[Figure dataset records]

□ □ □ □ □

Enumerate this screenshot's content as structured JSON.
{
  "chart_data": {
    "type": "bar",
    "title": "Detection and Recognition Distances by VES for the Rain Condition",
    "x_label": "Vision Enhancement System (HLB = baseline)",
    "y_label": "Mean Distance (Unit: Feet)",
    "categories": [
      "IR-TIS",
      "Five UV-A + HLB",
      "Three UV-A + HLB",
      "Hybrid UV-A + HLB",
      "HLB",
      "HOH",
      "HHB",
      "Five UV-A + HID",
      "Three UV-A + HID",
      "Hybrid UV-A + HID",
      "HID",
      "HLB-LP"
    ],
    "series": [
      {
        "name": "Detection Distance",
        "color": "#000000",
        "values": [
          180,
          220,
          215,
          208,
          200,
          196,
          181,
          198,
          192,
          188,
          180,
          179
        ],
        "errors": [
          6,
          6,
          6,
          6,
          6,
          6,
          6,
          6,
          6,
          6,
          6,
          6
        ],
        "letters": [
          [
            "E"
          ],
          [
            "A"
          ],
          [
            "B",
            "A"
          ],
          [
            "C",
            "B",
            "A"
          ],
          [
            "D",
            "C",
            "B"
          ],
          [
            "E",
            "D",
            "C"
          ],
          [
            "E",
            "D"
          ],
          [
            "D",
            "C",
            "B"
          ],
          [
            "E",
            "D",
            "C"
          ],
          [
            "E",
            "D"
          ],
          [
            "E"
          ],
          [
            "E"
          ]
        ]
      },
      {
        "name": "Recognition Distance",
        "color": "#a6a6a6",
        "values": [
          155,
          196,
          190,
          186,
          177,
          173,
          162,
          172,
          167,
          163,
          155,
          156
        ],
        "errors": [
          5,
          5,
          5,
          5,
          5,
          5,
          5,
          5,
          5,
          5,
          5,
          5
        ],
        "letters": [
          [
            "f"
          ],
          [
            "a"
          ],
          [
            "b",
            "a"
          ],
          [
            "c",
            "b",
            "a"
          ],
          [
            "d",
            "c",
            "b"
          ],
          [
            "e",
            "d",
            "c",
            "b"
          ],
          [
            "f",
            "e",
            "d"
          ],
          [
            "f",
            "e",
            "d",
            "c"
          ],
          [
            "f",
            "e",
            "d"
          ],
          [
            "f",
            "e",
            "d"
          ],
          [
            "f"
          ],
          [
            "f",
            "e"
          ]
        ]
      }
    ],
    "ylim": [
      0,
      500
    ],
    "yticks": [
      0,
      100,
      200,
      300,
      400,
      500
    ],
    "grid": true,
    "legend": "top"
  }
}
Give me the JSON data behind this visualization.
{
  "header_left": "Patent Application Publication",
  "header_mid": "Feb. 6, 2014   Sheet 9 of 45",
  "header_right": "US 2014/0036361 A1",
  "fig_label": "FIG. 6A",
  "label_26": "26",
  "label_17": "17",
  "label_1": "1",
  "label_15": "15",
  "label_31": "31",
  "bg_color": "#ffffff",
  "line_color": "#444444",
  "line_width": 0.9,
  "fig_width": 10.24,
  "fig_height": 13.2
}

□ □ □ □ □

Aim: Every line from the line containing "Give me the" to the last line of the material above must be repeated exactly, and no other line.

Response to this task:
Give me the JSON data behind this visualization.
{
  "header_left": "Patent Application Publication",
  "header_mid": "Feb. 6, 2014   Sheet 9 of 45",
  "header_right": "US 2014/0036361 A1",
  "fig_label": "FIG. 6A",
  "label_26": "26",
  "label_17": "17",
  "label_1": "1",
  "label_15": "15",
  "label_31": "31",
  "bg_color": "#ffffff",
  "line_color": "#444444",
  "line_width": 0.9,
  "fig_width": 10.24,
  "fig_height": 13.2
}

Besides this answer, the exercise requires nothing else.